■ **What this task involves**: List each line of the data that holds the string "interpolation".

■ **Supplied information**:
==================================================

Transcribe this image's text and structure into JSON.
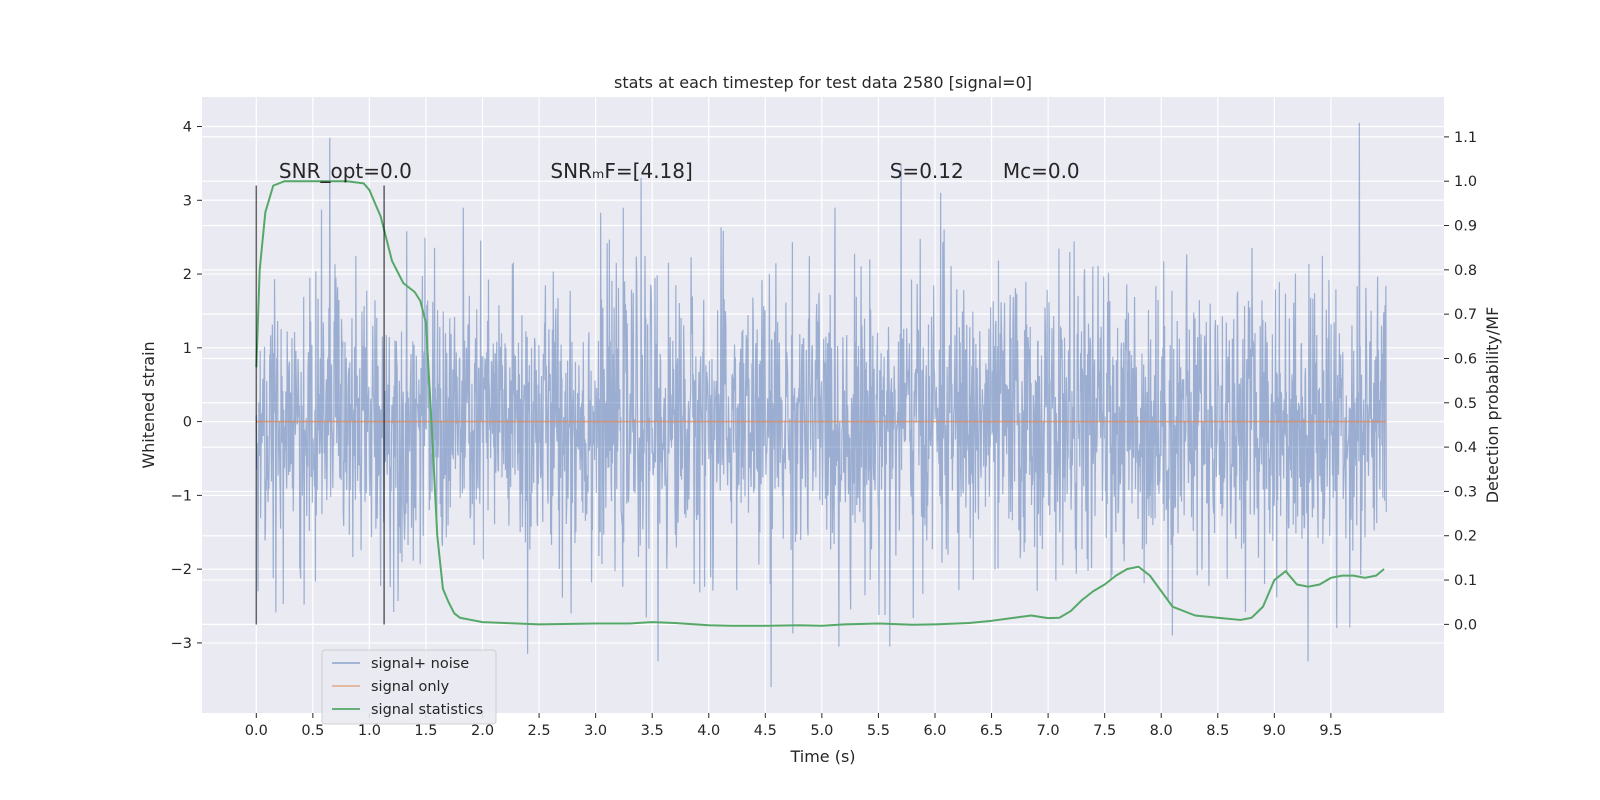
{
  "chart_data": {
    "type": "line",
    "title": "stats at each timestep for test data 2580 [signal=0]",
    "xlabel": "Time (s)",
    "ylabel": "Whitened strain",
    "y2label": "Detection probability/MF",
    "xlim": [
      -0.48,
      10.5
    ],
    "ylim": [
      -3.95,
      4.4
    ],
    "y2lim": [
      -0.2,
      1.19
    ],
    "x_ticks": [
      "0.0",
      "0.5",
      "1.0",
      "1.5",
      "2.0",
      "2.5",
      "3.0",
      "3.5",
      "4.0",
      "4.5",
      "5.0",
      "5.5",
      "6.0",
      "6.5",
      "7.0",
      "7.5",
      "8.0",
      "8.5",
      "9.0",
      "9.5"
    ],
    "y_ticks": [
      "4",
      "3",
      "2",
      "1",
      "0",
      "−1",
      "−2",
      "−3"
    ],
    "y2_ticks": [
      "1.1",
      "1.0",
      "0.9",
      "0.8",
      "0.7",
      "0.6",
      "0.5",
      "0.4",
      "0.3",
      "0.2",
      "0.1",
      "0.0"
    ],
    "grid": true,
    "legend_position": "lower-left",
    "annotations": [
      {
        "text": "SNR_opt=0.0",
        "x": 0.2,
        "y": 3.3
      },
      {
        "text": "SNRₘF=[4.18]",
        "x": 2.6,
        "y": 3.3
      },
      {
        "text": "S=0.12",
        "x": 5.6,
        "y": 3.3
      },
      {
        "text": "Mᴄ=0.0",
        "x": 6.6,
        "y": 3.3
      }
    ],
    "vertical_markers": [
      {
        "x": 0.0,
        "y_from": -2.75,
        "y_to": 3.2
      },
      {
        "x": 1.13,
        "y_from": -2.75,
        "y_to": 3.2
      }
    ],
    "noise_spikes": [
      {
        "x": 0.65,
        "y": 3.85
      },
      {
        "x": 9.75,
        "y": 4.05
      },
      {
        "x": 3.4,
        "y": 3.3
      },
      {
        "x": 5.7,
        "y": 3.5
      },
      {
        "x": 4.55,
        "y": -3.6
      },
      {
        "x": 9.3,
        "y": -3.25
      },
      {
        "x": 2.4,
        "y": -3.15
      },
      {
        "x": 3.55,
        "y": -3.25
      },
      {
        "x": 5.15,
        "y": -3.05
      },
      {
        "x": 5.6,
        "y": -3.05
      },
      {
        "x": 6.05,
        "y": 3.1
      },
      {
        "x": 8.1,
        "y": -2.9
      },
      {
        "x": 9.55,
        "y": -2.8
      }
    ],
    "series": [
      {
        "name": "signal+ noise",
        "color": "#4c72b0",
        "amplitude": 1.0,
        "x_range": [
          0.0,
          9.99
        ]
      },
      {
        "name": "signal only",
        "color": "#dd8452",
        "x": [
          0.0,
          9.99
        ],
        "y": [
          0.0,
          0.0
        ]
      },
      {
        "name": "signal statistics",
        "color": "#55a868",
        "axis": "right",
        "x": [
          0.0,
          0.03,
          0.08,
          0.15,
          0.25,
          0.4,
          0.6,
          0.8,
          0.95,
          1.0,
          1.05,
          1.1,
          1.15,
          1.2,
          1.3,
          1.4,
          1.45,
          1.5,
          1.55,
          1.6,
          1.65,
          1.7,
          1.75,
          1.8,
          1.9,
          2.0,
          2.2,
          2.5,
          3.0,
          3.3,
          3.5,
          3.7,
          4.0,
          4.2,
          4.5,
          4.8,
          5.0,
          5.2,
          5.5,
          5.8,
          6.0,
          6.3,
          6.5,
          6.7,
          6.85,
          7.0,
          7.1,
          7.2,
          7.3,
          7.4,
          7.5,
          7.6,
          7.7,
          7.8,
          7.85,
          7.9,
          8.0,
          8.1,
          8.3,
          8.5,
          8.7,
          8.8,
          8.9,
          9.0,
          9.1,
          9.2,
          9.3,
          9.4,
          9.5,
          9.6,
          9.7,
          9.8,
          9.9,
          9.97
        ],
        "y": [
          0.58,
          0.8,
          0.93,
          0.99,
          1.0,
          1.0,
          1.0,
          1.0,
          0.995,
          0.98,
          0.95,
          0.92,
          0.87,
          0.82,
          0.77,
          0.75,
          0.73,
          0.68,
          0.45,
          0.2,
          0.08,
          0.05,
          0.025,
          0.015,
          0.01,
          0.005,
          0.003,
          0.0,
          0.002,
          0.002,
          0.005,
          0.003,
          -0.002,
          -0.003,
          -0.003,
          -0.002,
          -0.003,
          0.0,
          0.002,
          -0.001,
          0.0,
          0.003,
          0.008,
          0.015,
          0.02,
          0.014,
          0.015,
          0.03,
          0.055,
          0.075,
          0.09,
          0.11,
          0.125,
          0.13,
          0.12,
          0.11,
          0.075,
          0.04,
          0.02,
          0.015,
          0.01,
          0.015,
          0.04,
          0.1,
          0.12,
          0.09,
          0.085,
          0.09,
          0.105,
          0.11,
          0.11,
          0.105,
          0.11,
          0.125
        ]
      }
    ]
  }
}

==================================================

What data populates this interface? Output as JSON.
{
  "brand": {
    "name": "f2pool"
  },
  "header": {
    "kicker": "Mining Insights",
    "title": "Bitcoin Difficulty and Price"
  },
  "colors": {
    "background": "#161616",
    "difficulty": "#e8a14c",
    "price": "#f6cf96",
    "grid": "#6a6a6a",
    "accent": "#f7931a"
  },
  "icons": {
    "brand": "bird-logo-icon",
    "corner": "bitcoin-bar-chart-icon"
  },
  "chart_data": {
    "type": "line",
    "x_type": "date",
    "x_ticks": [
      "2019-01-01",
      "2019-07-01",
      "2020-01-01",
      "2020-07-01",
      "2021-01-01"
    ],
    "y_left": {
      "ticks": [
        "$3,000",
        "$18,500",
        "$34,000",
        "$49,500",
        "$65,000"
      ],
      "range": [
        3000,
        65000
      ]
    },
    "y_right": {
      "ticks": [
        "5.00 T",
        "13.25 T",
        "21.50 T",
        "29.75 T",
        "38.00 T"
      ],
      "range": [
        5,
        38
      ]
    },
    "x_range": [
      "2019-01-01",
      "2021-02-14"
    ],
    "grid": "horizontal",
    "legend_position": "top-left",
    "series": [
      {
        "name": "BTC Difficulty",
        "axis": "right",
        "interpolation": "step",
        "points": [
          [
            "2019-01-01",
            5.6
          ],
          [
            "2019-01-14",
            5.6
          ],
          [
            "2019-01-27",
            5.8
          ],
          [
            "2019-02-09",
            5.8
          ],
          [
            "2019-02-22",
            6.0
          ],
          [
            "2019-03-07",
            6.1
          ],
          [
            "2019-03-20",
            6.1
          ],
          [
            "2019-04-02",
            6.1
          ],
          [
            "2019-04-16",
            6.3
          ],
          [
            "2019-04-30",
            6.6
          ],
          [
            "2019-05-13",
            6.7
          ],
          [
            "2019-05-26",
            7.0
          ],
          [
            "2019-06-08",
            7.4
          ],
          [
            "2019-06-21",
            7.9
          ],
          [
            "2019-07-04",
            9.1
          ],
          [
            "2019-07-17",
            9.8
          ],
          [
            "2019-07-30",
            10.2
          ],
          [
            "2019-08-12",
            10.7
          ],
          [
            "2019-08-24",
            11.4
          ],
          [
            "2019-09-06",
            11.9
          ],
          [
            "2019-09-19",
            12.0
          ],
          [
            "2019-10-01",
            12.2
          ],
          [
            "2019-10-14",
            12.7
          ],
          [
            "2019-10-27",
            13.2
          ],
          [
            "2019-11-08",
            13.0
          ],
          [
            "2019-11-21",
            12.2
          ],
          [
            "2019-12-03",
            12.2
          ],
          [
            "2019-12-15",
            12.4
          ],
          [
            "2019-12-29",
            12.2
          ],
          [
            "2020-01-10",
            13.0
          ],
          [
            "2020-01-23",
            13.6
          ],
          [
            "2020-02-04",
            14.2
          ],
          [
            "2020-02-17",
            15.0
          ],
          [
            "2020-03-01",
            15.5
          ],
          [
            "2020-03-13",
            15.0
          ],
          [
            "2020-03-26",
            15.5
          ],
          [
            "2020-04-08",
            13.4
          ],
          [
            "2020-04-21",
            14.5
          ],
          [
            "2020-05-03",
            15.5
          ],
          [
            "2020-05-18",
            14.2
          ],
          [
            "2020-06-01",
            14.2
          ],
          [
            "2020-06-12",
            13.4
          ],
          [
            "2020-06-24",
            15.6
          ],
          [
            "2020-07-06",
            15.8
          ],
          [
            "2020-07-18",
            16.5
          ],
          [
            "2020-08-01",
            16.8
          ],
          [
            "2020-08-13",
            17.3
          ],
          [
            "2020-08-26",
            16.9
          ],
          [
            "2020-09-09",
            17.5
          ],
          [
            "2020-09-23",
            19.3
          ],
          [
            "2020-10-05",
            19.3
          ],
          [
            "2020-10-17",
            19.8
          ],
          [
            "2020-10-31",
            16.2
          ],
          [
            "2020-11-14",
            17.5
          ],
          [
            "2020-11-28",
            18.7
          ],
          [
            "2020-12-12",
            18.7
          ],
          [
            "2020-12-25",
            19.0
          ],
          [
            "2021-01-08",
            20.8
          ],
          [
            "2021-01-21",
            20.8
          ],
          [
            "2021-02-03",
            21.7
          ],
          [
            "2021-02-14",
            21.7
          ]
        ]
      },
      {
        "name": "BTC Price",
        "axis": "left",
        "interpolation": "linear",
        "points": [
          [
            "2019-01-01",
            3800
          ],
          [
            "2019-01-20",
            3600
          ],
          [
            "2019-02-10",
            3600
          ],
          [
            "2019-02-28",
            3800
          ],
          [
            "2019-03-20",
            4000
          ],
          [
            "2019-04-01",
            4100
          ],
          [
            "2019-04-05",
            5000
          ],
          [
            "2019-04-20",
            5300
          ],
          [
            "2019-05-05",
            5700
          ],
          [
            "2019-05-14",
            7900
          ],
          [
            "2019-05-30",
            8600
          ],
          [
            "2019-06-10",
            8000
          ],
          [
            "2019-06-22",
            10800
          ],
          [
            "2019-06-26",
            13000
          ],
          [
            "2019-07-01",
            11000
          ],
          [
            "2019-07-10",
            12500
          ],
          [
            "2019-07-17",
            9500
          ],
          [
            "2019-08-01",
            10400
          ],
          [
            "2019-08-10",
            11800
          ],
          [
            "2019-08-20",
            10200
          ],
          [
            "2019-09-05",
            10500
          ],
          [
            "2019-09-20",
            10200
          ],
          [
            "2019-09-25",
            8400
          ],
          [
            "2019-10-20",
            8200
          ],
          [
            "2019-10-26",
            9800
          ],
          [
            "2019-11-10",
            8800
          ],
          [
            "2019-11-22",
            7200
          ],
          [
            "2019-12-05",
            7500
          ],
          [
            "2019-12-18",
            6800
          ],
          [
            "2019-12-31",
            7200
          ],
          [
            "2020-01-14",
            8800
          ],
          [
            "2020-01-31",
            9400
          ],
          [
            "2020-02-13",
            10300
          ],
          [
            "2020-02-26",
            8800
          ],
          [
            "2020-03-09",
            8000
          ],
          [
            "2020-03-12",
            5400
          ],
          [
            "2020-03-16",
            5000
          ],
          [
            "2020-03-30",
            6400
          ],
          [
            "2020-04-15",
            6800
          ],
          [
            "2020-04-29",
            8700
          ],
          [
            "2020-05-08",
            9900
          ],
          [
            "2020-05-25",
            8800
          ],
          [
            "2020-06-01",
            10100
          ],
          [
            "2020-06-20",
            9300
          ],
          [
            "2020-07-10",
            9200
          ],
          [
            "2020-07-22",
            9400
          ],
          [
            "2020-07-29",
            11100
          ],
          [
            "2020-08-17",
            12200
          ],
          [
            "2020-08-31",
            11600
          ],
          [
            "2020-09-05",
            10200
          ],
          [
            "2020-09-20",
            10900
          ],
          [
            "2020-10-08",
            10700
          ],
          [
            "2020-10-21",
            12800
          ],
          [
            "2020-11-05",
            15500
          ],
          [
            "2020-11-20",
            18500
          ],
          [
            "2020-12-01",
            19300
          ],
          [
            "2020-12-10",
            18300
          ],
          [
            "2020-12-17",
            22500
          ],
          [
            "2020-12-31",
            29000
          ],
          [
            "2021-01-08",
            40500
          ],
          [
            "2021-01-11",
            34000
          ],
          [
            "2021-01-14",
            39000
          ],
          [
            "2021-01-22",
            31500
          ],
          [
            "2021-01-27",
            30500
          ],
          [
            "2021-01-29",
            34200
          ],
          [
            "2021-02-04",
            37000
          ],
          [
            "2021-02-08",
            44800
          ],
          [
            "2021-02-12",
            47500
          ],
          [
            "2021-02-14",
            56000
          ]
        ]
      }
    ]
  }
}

==================================================

■ **Response to this task**:
        "interpolation": "step",
        "interpolation": "linear",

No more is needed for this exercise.